● **EXERCISE DESCRIPTION**: Copy out each line exactly as it appears.

— Start of RECORDS —

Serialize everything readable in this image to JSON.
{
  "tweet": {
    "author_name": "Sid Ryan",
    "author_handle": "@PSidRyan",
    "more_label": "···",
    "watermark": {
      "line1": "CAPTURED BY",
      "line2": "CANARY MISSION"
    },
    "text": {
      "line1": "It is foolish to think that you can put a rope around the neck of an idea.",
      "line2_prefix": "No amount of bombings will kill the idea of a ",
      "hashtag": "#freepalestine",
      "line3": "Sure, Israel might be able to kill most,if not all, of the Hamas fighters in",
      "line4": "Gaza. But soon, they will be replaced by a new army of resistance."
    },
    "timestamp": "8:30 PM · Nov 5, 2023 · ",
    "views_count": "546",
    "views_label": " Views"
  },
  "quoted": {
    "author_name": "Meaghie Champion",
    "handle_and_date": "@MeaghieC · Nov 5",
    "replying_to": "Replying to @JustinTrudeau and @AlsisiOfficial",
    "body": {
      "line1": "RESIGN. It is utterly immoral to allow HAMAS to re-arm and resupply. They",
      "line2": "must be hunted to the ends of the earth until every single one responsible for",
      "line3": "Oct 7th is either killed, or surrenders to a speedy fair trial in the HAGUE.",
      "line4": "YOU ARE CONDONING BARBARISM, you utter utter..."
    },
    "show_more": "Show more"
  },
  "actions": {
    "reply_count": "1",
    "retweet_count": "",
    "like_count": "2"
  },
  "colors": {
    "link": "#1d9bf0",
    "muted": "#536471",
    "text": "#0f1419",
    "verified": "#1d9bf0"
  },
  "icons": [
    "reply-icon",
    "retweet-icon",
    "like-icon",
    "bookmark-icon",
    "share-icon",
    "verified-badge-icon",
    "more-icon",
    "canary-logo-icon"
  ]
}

— End of RECORDS —

● **TASK OUTPUT**:
Serialize everything readable in this image to JSON.
{
  "tweet": {
    "author_name": "Sid Ryan",
    "author_handle": "@PSidRyan",
    "more_label": "···",
    "watermark": {
      "line1": "CAPTURED BY",
      "line2": "CANARY MISSION"
    },
    "text": {
      "line1": "It is foolish to think that you can put a rope around the neck of an idea.",
      "line2_prefix": "No amount of bombings will kill the idea of a ",
      "hashtag": "#freepalestine",
      "line3": "Sure, Israel might be able to kill most,if not all, of the Hamas fighters in",
      "line4": "Gaza. But soon, they will be replaced by a new army of resistance."
    },
    "timestamp": "8:30 PM · Nov 5, 2023 · ",
    "views_count": "546",
    "views_label": " Views"
  },
  "quoted": {
    "author_name": "Meaghie Champion",
    "handle_and_date": "@MeaghieC · Nov 5",
    "replying_to": "Replying to @JustinTrudeau and @AlsisiOfficial",
    "body": {
      "line1": "RESIGN. It is utterly immoral to allow HAMAS to re-arm and resupply. They",
      "line2": "must be hunted to the ends of the earth until every single one responsible for",
      "line3": "Oct 7th is either killed, or surrenders to a speedy fair trial in the HAGUE.",
      "line4": "YOU ARE CONDONING BARBARISM, you utter utter..."
    },
    "show_more": "Show more"
  },
  "actions": {
    "reply_count": "1",
    "retweet_count": "",
    "like_count": "2"
  },
  "colors": {
    "link": "#1d9bf0",
    "muted": "#536471",
    "text": "#0f1419",
    "verified": "#1d9bf0"
  },
  "icons": [
    "reply-icon",
    "retweet-icon",
    "like-icon",
    "bookmark-icon",
    "share-icon",
    "verified-badge-icon",
    "more-icon",
    "canary-logo-icon"
  ]
}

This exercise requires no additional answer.